> **Stored records**:
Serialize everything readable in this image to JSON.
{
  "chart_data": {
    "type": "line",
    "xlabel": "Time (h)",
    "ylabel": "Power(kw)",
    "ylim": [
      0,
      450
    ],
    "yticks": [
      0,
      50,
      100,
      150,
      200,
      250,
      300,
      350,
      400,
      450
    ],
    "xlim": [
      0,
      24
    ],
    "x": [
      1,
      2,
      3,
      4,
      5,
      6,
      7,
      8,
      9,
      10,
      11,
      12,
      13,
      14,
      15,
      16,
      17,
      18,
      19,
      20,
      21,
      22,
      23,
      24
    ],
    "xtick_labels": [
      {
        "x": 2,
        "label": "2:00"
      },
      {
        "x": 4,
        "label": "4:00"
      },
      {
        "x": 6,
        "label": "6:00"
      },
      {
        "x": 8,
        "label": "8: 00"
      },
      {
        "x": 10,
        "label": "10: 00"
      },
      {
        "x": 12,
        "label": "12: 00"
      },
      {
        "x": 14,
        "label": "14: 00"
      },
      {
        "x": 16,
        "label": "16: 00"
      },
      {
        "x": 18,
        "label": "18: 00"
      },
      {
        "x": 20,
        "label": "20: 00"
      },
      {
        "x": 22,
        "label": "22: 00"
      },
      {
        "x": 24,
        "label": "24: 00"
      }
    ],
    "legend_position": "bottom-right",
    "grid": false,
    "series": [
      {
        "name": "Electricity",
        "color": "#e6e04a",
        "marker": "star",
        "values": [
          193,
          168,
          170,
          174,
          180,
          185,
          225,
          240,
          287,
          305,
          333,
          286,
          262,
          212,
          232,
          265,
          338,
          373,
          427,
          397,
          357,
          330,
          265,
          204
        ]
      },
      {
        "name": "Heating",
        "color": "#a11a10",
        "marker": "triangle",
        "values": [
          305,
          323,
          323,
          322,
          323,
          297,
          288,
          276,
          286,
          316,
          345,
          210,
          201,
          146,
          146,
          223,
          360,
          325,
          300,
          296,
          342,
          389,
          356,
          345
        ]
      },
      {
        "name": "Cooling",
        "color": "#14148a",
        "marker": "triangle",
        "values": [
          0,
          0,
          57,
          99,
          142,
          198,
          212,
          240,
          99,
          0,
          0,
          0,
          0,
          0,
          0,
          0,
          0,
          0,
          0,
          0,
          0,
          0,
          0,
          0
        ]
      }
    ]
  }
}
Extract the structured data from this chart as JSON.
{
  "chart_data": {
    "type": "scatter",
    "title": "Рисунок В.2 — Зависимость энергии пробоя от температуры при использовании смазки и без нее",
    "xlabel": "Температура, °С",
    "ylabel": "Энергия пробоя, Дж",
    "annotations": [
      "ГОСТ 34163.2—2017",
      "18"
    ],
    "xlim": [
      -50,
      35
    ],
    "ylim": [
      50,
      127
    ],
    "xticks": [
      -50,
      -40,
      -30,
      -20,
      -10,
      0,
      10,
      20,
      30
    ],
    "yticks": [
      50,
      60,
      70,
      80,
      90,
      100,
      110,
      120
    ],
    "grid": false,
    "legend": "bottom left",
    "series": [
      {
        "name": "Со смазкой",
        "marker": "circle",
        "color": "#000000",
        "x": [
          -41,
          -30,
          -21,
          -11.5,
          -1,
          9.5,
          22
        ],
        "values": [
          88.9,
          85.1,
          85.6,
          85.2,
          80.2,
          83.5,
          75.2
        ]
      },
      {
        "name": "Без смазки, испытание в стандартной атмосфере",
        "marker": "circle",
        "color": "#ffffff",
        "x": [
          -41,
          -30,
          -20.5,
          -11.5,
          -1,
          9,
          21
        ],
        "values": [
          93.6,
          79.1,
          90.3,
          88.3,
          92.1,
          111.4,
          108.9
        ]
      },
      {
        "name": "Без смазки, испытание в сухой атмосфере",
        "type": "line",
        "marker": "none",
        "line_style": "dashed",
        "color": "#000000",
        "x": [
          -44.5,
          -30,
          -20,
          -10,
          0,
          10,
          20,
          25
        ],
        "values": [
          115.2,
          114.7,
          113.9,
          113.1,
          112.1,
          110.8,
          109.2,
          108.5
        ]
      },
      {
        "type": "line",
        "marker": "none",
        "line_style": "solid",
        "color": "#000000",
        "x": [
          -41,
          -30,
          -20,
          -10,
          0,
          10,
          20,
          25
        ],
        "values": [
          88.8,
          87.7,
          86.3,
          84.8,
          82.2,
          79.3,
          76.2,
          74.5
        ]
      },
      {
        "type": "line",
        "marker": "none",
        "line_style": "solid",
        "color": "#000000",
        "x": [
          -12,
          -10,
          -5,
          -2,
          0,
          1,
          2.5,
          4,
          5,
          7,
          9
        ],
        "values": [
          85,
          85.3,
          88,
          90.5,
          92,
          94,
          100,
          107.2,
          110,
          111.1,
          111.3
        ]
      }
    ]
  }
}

> **Exercise aim**:
Pick each line holding the word "bottom" out of the listing.

> **The result**:
    "legend_position": "bottom-right",
    "legend": "bottom left",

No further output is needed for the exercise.